>>>
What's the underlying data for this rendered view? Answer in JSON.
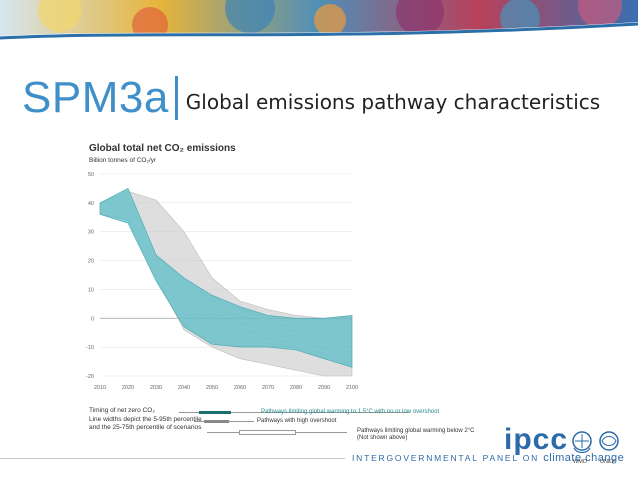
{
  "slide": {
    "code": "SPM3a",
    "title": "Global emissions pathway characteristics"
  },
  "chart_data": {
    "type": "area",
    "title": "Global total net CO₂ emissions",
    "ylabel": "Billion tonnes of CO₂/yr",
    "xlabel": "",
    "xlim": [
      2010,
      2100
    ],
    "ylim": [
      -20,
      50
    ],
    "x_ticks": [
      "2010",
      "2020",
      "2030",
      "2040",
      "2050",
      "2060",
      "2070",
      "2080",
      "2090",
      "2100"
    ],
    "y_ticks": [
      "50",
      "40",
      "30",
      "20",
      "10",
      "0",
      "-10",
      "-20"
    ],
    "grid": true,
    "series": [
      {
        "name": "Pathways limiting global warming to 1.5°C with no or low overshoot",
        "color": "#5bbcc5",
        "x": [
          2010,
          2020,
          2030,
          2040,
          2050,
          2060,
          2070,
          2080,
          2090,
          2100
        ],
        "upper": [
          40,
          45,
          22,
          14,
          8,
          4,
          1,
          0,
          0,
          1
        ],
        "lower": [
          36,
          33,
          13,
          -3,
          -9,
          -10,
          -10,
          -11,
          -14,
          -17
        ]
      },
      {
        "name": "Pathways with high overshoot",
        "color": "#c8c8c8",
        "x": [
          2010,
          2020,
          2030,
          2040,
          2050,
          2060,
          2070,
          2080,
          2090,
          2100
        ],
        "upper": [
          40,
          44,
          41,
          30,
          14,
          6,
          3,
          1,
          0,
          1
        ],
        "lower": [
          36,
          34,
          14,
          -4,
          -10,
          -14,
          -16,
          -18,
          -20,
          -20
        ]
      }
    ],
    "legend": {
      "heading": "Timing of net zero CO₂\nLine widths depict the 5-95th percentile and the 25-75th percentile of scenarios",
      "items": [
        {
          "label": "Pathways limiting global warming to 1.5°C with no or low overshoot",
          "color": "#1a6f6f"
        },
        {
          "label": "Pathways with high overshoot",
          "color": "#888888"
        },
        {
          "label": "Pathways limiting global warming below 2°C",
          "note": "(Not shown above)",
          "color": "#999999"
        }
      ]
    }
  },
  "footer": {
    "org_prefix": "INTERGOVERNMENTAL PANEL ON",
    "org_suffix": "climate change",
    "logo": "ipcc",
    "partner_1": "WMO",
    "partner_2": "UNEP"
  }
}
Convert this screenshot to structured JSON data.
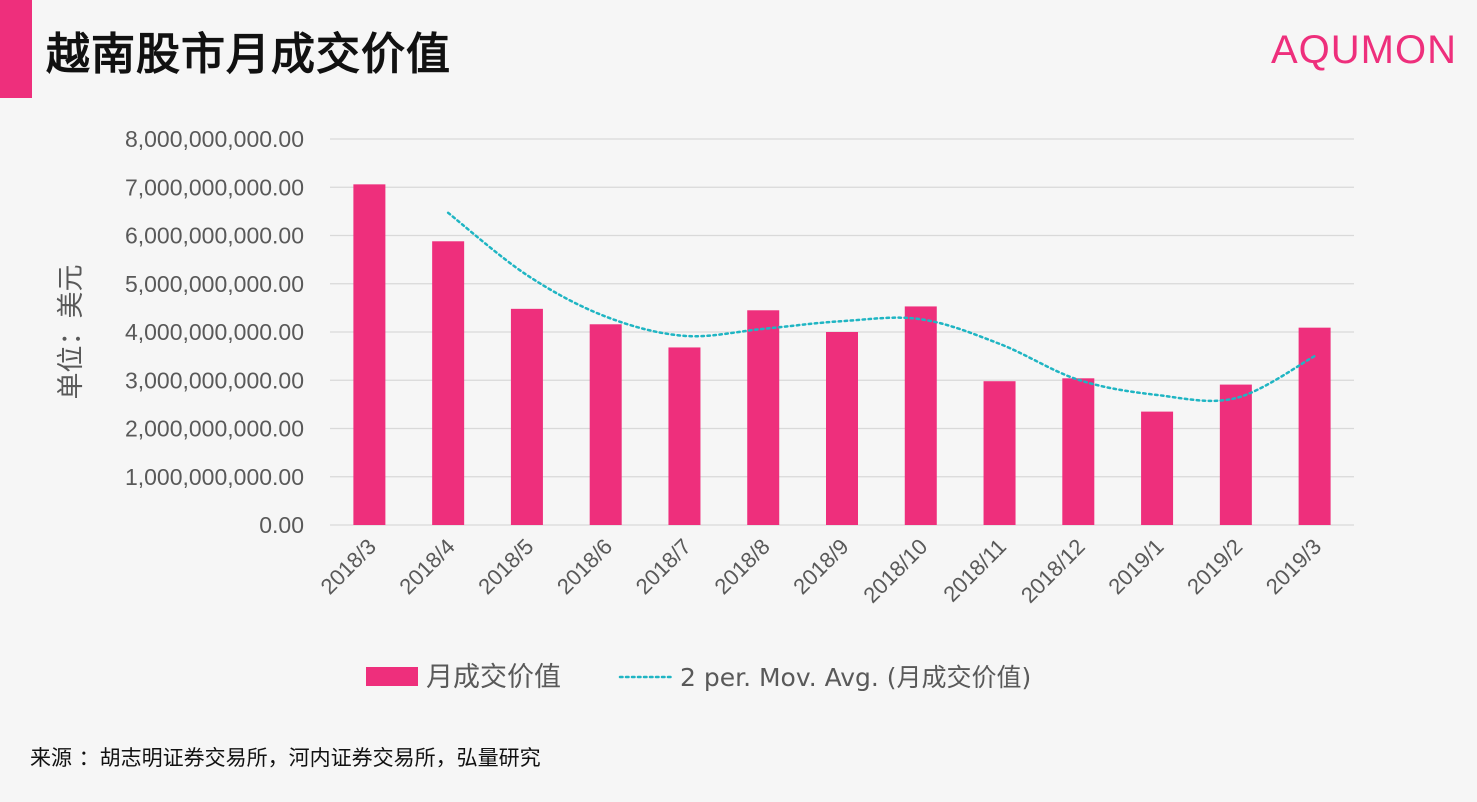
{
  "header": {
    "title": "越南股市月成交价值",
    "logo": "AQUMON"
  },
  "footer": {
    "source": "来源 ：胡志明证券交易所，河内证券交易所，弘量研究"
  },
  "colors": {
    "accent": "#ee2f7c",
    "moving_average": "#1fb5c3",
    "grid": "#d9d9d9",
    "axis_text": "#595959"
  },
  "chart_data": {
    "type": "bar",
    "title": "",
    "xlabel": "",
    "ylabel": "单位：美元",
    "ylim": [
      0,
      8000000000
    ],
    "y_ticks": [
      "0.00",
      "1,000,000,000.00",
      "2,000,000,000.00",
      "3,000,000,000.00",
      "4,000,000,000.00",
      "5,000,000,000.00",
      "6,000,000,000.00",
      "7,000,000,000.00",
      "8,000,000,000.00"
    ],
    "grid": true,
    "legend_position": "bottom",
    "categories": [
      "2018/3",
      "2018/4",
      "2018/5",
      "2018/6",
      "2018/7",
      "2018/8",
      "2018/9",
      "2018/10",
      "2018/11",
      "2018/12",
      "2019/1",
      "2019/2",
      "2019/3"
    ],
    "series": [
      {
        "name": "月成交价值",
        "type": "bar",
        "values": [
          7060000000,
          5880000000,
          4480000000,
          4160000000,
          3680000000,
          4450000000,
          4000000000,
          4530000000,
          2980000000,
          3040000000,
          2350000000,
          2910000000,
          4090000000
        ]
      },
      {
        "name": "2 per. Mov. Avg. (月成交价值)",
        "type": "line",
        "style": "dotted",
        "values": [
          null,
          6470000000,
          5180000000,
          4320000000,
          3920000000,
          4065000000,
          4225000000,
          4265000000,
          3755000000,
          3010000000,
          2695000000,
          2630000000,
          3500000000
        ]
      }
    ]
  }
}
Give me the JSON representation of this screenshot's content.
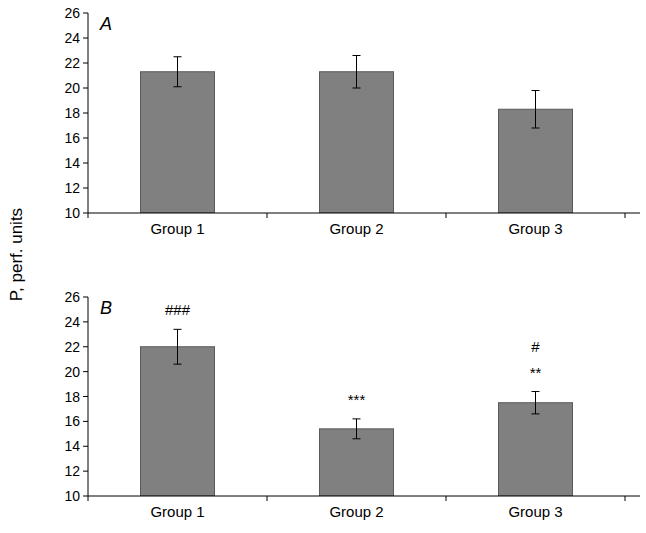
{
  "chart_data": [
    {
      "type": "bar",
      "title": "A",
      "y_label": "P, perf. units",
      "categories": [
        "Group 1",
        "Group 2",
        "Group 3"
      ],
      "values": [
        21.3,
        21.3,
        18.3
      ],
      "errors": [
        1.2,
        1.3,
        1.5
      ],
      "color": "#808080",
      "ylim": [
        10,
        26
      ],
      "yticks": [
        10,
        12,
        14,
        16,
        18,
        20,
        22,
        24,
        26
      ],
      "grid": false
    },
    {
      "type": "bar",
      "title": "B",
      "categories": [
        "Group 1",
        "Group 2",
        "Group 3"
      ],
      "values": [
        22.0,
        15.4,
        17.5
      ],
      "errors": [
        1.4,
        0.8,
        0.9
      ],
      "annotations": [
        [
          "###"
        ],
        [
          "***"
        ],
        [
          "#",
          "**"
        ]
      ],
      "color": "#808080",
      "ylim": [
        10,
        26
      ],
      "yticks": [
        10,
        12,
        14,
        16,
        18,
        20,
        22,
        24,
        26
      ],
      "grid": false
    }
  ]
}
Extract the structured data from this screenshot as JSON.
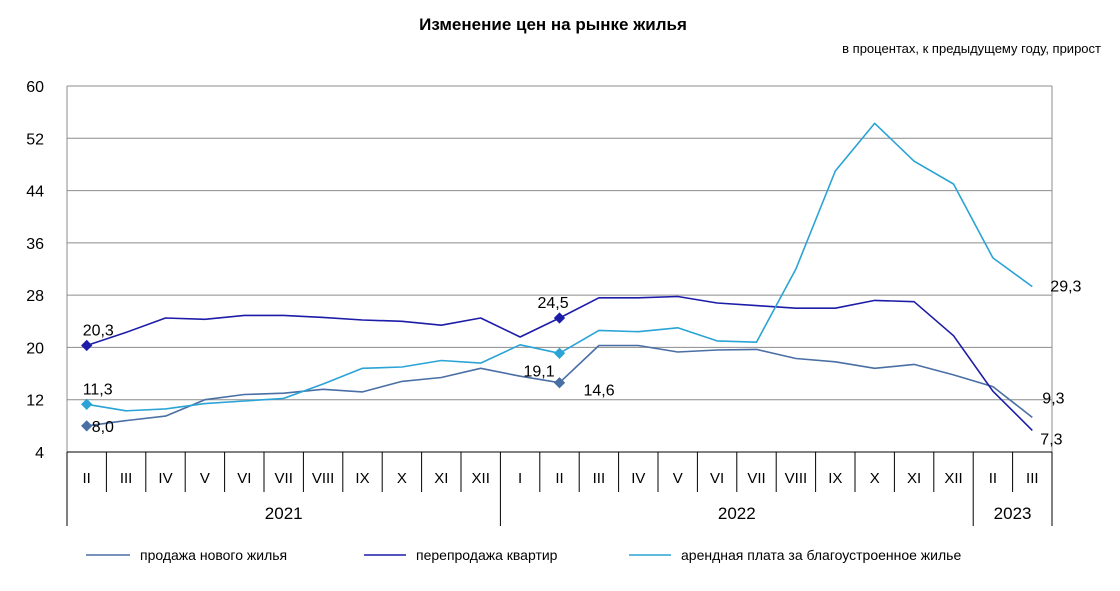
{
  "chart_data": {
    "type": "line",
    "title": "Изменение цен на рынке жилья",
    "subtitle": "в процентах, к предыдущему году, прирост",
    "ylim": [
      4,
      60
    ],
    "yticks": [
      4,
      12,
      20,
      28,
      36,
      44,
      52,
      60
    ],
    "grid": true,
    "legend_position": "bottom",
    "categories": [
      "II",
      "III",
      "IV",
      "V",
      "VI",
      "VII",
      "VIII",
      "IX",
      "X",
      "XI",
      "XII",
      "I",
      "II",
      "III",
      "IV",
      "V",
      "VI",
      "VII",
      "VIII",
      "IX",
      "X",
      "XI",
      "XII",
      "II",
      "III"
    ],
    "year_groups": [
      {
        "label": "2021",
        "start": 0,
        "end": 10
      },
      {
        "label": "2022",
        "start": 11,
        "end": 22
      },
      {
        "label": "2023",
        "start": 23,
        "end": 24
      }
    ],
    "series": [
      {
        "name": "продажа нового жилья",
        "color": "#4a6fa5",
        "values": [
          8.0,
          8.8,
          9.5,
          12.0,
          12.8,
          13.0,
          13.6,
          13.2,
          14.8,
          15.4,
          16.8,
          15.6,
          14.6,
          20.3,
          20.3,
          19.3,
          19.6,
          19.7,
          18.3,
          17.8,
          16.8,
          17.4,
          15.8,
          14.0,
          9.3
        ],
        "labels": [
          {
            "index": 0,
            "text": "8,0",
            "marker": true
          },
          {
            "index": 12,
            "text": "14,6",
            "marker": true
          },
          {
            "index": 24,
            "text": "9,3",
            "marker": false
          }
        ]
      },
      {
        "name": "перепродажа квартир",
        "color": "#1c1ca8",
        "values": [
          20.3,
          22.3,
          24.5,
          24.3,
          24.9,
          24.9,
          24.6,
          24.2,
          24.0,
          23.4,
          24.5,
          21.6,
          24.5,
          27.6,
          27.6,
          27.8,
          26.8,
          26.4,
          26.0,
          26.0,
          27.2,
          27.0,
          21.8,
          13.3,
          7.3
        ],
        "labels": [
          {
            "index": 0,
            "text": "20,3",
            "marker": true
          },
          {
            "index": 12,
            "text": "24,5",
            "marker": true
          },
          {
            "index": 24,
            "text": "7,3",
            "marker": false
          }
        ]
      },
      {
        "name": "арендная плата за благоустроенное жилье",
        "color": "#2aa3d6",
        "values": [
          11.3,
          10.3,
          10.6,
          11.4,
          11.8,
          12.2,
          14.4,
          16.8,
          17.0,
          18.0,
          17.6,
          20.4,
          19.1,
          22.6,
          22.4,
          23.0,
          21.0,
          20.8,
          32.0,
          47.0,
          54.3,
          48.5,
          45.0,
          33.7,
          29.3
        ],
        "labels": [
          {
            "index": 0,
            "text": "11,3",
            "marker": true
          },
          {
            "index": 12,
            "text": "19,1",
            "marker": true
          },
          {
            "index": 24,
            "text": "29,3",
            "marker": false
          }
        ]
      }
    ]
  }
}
<<<
Challenge. Lines containing the string "JSON" are to be selected and copied.

Solved exercise.
What's the underlying data for this rendered view? Answer in JSON.
Convert this screenshot to structured JSON data.
Give me the JSON representation of this screenshot's content.
Extract the structured data from this screenshot as JSON.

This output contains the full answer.